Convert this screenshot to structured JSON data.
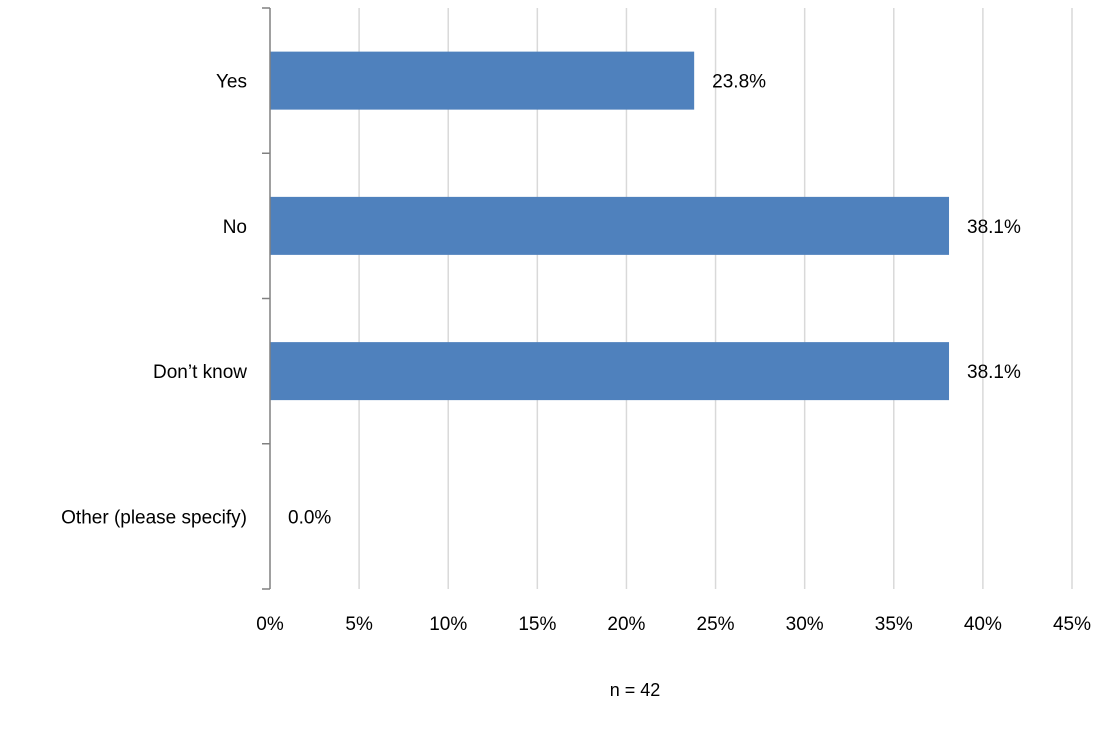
{
  "chart_data": {
    "type": "bar",
    "orientation": "horizontal",
    "categories": [
      "Yes",
      "No",
      "Don’t know",
      "Other (please specify)"
    ],
    "values": [
      23.8,
      38.1,
      38.1,
      0.0
    ],
    "data_labels": [
      "23.8%",
      "38.1%",
      "38.1%",
      "0.0%"
    ],
    "xlim": [
      0,
      45
    ],
    "x_ticks": [
      0,
      5,
      10,
      15,
      20,
      25,
      30,
      35,
      40,
      45
    ],
    "x_tick_labels": [
      "0%",
      "5%",
      "10%",
      "15%",
      "20%",
      "25%",
      "30%",
      "35%",
      "40%",
      "45%"
    ],
    "grid": true,
    "legend": "none",
    "bar_color": "#4F81BD",
    "grid_color": "#D9D9D9",
    "axis_color": "#808080",
    "note": "n = 42"
  }
}
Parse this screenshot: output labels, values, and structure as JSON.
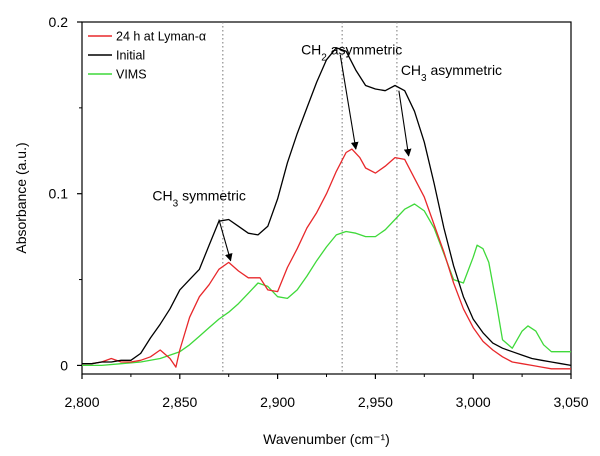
{
  "chart_data": {
    "type": "line",
    "xlabel": "Wavenumber (cm⁻¹)",
    "ylabel": "Absorbance (a.u.)",
    "xlim": [
      2800,
      3050
    ],
    "ylim": [
      -0.005,
      0.2
    ],
    "xticks": [
      2800,
      2850,
      2900,
      2950,
      3000,
      3050
    ],
    "xtick_labels": [
      "2,800",
      "2,850",
      "2,900",
      "2,950",
      "3,000",
      "3,050"
    ],
    "yticks": [
      0,
      0.1,
      0.2
    ],
    "ytick_labels": [
      "0",
      "0.1",
      "0.2"
    ],
    "grid": false,
    "legend_position": "top-left",
    "reference_lines_x": [
      2872,
      2933,
      2961
    ],
    "series": [
      {
        "name": "24 h at Lyman-α",
        "color": "#e8282b",
        "x": [
          2800,
          2805,
          2810,
          2815,
          2820,
          2825,
          2830,
          2835,
          2840,
          2845,
          2848,
          2850,
          2855,
          2860,
          2865,
          2870,
          2875,
          2880,
          2885,
          2888,
          2891,
          2895,
          2900,
          2905,
          2910,
          2915,
          2920,
          2925,
          2930,
          2935,
          2938,
          2942,
          2945,
          2950,
          2955,
          2960,
          2965,
          2970,
          2975,
          2980,
          2985,
          2990,
          2995,
          3000,
          3005,
          3010,
          3015,
          3020,
          3025,
          3030,
          3035,
          3040,
          3045,
          3050
        ],
        "y": [
          0.001,
          0.001,
          0.002,
          0.004,
          0.002,
          0.002,
          0.003,
          0.005,
          0.009,
          0.004,
          -0.001,
          0.009,
          0.028,
          0.04,
          0.047,
          0.056,
          0.06,
          0.055,
          0.051,
          0.051,
          0.051,
          0.044,
          0.043,
          0.057,
          0.068,
          0.08,
          0.089,
          0.1,
          0.113,
          0.124,
          0.126,
          0.121,
          0.115,
          0.112,
          0.116,
          0.121,
          0.12,
          0.109,
          0.098,
          0.082,
          0.066,
          0.048,
          0.033,
          0.022,
          0.014,
          0.009,
          0.005,
          0.002,
          0.001,
          0.0,
          -0.001,
          -0.002,
          -0.002,
          -0.002
        ]
      },
      {
        "name": "Initial",
        "color": "#000000",
        "x": [
          2800,
          2805,
          2810,
          2815,
          2820,
          2825,
          2830,
          2835,
          2840,
          2845,
          2850,
          2855,
          2860,
          2865,
          2870,
          2875,
          2880,
          2885,
          2890,
          2895,
          2900,
          2905,
          2910,
          2915,
          2920,
          2925,
          2930,
          2935,
          2940,
          2945,
          2950,
          2955,
          2960,
          2965,
          2970,
          2975,
          2980,
          2985,
          2990,
          2995,
          3000,
          3005,
          3010,
          3015,
          3020,
          3025,
          3030,
          3035,
          3040,
          3045,
          3050
        ],
        "y": [
          0.001,
          0.001,
          0.002,
          0.002,
          0.003,
          0.003,
          0.007,
          0.016,
          0.024,
          0.033,
          0.044,
          0.05,
          0.056,
          0.07,
          0.084,
          0.085,
          0.081,
          0.077,
          0.076,
          0.081,
          0.097,
          0.118,
          0.135,
          0.15,
          0.165,
          0.178,
          0.185,
          0.183,
          0.172,
          0.163,
          0.161,
          0.16,
          0.163,
          0.16,
          0.148,
          0.13,
          0.106,
          0.08,
          0.058,
          0.04,
          0.027,
          0.019,
          0.013,
          0.01,
          0.008,
          0.006,
          0.004,
          0.003,
          0.002,
          0.001,
          0.0
        ]
      },
      {
        "name": "VIMS",
        "color": "#3fd93a",
        "x": [
          2800,
          2810,
          2820,
          2830,
          2840,
          2850,
          2855,
          2860,
          2865,
          2870,
          2875,
          2880,
          2885,
          2890,
          2895,
          2900,
          2905,
          2910,
          2915,
          2920,
          2925,
          2930,
          2935,
          2940,
          2945,
          2950,
          2955,
          2960,
          2965,
          2970,
          2975,
          2980,
          2985,
          2990,
          2995,
          3000,
          3002,
          3005,
          3008,
          3012,
          3015,
          3020,
          3025,
          3028,
          3032,
          3036,
          3040,
          3045,
          3050
        ],
        "y": [
          0.0,
          0.0,
          0.001,
          0.002,
          0.004,
          0.008,
          0.012,
          0.017,
          0.022,
          0.027,
          0.031,
          0.036,
          0.042,
          0.048,
          0.046,
          0.04,
          0.039,
          0.044,
          0.052,
          0.061,
          0.069,
          0.076,
          0.078,
          0.077,
          0.075,
          0.075,
          0.079,
          0.085,
          0.091,
          0.094,
          0.09,
          0.08,
          0.065,
          0.05,
          0.048,
          0.063,
          0.07,
          0.068,
          0.06,
          0.035,
          0.015,
          0.01,
          0.02,
          0.023,
          0.02,
          0.012,
          0.008,
          0.008,
          0.008
        ]
      }
    ],
    "annotations": [
      {
        "label_main": "CH",
        "label_sub": "3",
        "label_rest": " symmetric",
        "at": [
          2836,
          0.096
        ],
        "arrow_from": [
          2870,
          0.085
        ],
        "arrow_to": [
          2876,
          0.061
        ]
      },
      {
        "label_main": "CH",
        "label_sub": "2",
        "label_rest": " asymmetric",
        "at": [
          2912,
          0.181
        ],
        "arrow_from": [
          2932,
          0.181
        ],
        "arrow_to": [
          2940,
          0.126
        ]
      },
      {
        "label_main": "CH",
        "label_sub": "3",
        "label_rest": " asymmetric",
        "at": [
          2963,
          0.169
        ],
        "arrow_from": [
          2962,
          0.16
        ],
        "arrow_to": [
          2967,
          0.122
        ]
      }
    ]
  }
}
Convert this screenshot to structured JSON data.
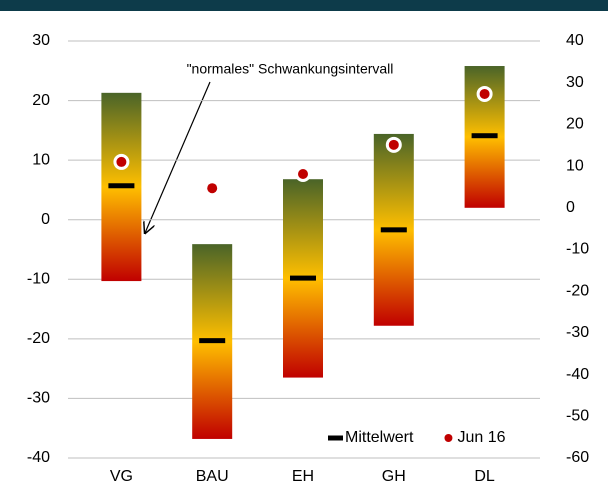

**Objective:** Exclude all images and restate the records above word for word.

**Answer to the exercise:**
Convert this screenshot to structured JSON data.
{
  "chart_data": {
    "type": "bar",
    "orientation": "horizontal",
    "categories": [
      "Yes",
      "No",
      "Don’t know",
      "Other (please specify)"
    ],
    "values": [
      23.8,
      38.1,
      38.1,
      0.0
    ],
    "data_labels": [
      "23.8%",
      "38.1%",
      "38.1%",
      "0.0%"
    ],
    "xlim": [
      0,
      45
    ],
    "x_ticks": [
      0,
      5,
      10,
      15,
      20,
      25,
      30,
      35,
      40,
      45
    ],
    "x_tick_labels": [
      "0%",
      "5%",
      "10%",
      "15%",
      "20%",
      "25%",
      "30%",
      "35%",
      "40%",
      "45%"
    ],
    "grid": true,
    "legend": "none",
    "bar_color": "#4F81BD",
    "grid_color": "#D9D9D9",
    "axis_color": "#808080",
    "note": "n = 42"
  }
}
Parse this screenshot: output labels, values, and structure as JSON.
{
  "chart_data": {
    "type": "line",
    "xlabel": "Wavenumber (cm⁻¹)",
    "ylabel": "Absorbance (a.u.)",
    "xlim": [
      2800,
      3050
    ],
    "ylim": [
      -0.005,
      0.2
    ],
    "xticks": [
      2800,
      2850,
      2900,
      2950,
      3000,
      3050
    ],
    "xtick_labels": [
      "2,800",
      "2,850",
      "2,900",
      "2,950",
      "3,000",
      "3,050"
    ],
    "yticks": [
      0,
      0.1,
      0.2
    ],
    "ytick_labels": [
      "0",
      "0.1",
      "0.2"
    ],
    "grid": false,
    "legend_position": "top-left",
    "reference_lines_x": [
      2872,
      2933,
      2961
    ],
    "series": [
      {
        "name": "24 h at Lyman-α",
        "color": "#e8282b",
        "x": [
          2800,
          2805,
          2810,
          2815,
          2820,
          2825,
          2830,
          2835,
          2840,
          2845,
          2848,
          2850,
          2855,
          2860,
          2865,
          2870,
          2875,
          2880,
          2885,
          2888,
          2891,
          2895,
          2900,
          2905,
          2910,
          2915,
          2920,
          2925,
          2930,
          2935,
          2938,
          2942,
          2945,
          2950,
          2955,
          2960,
          2965,
          2970,
          2975,
          2980,
          2985,
          2990,
          2995,
          3000,
          3005,
          3010,
          3015,
          3020,
          3025,
          3030,
          3035,
          3040,
          3045,
          3050
        ],
        "y": [
          0.001,
          0.001,
          0.002,
          0.004,
          0.002,
          0.002,
          0.003,
          0.005,
          0.009,
          0.004,
          -0.001,
          0.009,
          0.028,
          0.04,
          0.047,
          0.056,
          0.06,
          0.055,
          0.051,
          0.051,
          0.051,
          0.044,
          0.043,
          0.057,
          0.068,
          0.08,
          0.089,
          0.1,
          0.113,
          0.124,
          0.126,
          0.121,
          0.115,
          0.112,
          0.116,
          0.121,
          0.12,
          0.109,
          0.098,
          0.082,
          0.066,
          0.048,
          0.033,
          0.022,
          0.014,
          0.009,
          0.005,
          0.002,
          0.001,
          0.0,
          -0.001,
          -0.002,
          -0.002,
          -0.002
        ]
      },
      {
        "name": "Initial",
        "color": "#000000",
        "x": [
          2800,
          2805,
          2810,
          2815,
          2820,
          2825,
          2830,
          2835,
          2840,
          2845,
          2850,
          2855,
          2860,
          2865,
          2870,
          2875,
          2880,
          2885,
          2890,
          2895,
          2900,
          2905,
          2910,
          2915,
          2920,
          2925,
          2930,
          2935,
          2940,
          2945,
          2950,
          2955,
          2960,
          2965,
          2970,
          2975,
          2980,
          2985,
          2990,
          2995,
          3000,
          3005,
          3010,
          3015,
          3020,
          3025,
          3030,
          3035,
          3040,
          3045,
          3050
        ],
        "y": [
          0.001,
          0.001,
          0.002,
          0.002,
          0.003,
          0.003,
          0.007,
          0.016,
          0.024,
          0.033,
          0.044,
          0.05,
          0.056,
          0.07,
          0.084,
          0.085,
          0.081,
          0.077,
          0.076,
          0.081,
          0.097,
          0.118,
          0.135,
          0.15,
          0.165,
          0.178,
          0.185,
          0.183,
          0.172,
          0.163,
          0.161,
          0.16,
          0.163,
          0.16,
          0.148,
          0.13,
          0.106,
          0.08,
          0.058,
          0.04,
          0.027,
          0.019,
          0.013,
          0.01,
          0.008,
          0.006,
          0.004,
          0.003,
          0.002,
          0.001,
          0.0
        ]
      },
      {
        "name": "VIMS",
        "color": "#3fd93a",
        "x": [
          2800,
          2810,
          2820,
          2830,
          2840,
          2850,
          2855,
          2860,
          2865,
          2870,
          2875,
          2880,
          2885,
          2890,
          2895,
          2900,
          2905,
          2910,
          2915,
          2920,
          2925,
          2930,
          2935,
          2940,
          2945,
          2950,
          2955,
          2960,
          2965,
          2970,
          2975,
          2980,
          2985,
          2990,
          2995,
          3000,
          3002,
          3005,
          3008,
          3012,
          3015,
          3020,
          3025,
          3028,
          3032,
          3036,
          3040,
          3045,
          3050
        ],
        "y": [
          0.0,
          0.0,
          0.001,
          0.002,
          0.004,
          0.008,
          0.012,
          0.017,
          0.022,
          0.027,
          0.031,
          0.036,
          0.042,
          0.048,
          0.046,
          0.04,
          0.039,
          0.044,
          0.052,
          0.061,
          0.069,
          0.076,
          0.078,
          0.077,
          0.075,
          0.075,
          0.079,
          0.085,
          0.091,
          0.094,
          0.09,
          0.08,
          0.065,
          0.05,
          0.048,
          0.063,
          0.07,
          0.068,
          0.06,
          0.035,
          0.015,
          0.01,
          0.02,
          0.023,
          0.02,
          0.012,
          0.008,
          0.008,
          0.008
        ]
      }
    ],
    "annotations": [
      {
        "label_main": "CH",
        "label_sub": "3",
        "label_rest": " symmetric",
        "at": [
          2836,
          0.096
        ],
        "arrow_from": [
          2870,
          0.085
        ],
        "arrow_to": [
          2876,
          0.061
        ]
      },
      {
        "label_main": "CH",
        "label_sub": "2",
        "label_rest": " asymmetric",
        "at": [
          2912,
          0.181
        ],
        "arrow_from": [
          2932,
          0.181
        ],
        "arrow_to": [
          2940,
          0.126
        ]
      },
      {
        "label_main": "CH",
        "label_sub": "3",
        "label_rest": " asymmetric",
        "at": [
          2963,
          0.169
        ],
        "arrow_from": [
          2962,
          0.16
        ],
        "arrow_to": [
          2967,
          0.122
        ]
      }
    ]
  }
}
Convert this screenshot to structured JSON data.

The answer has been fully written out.